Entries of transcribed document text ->
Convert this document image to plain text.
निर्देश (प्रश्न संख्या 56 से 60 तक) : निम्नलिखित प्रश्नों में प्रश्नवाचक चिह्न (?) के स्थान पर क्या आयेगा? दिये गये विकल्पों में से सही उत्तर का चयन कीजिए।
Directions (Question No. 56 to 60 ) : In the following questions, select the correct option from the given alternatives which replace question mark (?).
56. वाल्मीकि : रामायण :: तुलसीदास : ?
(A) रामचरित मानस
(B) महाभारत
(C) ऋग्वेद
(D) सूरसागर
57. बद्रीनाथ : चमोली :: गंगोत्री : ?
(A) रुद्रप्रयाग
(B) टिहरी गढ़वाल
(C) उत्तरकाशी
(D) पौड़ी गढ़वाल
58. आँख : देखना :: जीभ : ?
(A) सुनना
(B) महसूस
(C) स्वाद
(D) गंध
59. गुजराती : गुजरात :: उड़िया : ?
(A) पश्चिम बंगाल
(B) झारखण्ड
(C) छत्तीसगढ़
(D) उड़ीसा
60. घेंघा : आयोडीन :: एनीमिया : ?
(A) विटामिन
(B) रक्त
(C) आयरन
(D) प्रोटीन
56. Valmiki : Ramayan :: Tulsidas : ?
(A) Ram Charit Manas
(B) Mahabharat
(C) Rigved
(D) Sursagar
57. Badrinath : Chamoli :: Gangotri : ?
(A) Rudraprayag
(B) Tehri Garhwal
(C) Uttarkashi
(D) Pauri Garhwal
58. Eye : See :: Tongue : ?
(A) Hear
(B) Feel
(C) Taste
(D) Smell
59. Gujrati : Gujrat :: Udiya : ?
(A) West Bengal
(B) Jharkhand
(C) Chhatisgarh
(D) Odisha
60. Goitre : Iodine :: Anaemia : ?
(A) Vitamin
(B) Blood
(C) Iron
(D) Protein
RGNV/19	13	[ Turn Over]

Task to carry out -> Each record above has to be retyped exactly, with nothing left out.

Expected answer ->
Convert this document image to plain text.
निर्देश (प्रश्न संख्या 56 से 60 तक) : निम्नलिखित प्रश्नों में प्रश्नवाचक चिह्न (?) के स्थान पर क्या आयेगा? दिये गये विकल्पों में से सही उत्तर का चयन कीजिए।
Directions (Question No. 56 to 60 ) : In the following questions, select the correct option from the given alternatives which replace question mark (?).
56. वाल्मीकि : रामायण :: तुलसीदास : ?
(A) रामचरित मानस
(B) महाभारत
(C) ऋग्वेद
(D) सूरसागर
57. बद्रीनाथ : चमोली :: गंगोत्री : ?
(A) रुद्रप्रयाग
(B) टिहरी गढ़वाल
(C) उत्तरकाशी
(D) पौड़ी गढ़वाल
58. आँख : देखना :: जीभ : ?
(A) सुनना
(B) महसूस
(C) स्वाद
(D) गंध
59. गुजराती : गुजरात :: उड़िया : ?
(A) पश्चिम बंगाल
(B) झारखण्ड
(C) छत्तीसगढ़
(D) उड़ीसा
60. घेंघा : आयोडीन :: एनीमिया : ?
(A) विटामिन
(B) रक्त
(C) आयरन
(D) प्रोटीन
56. Valmiki : Ramayan :: Tulsidas : ?
(A) Ram Charit Manas
(B) Mahabharat
(C) Rigved
(D) Sursagar
57. Badrinath : Chamoli :: Gangotri : ?
(A) Rudraprayag
(B) Tehri Garhwal
(C) Uttarkashi
(D) Pauri Garhwal
58. Eye : See :: Tongue : ?
(A) Hear
(B) Feel
(C) Taste
(D) Smell
59. Gujrati : Gujrat :: Udiya : ?
(A) West Bengal
(B) Jharkhand
(C) Chhatisgarh
(D) Odisha
60. Goitre : Iodine :: Anaemia : ?
(A) Vitamin
(B) Blood
(C) Iron
(D) Protein
RGNV/19	13	[ Turn Over]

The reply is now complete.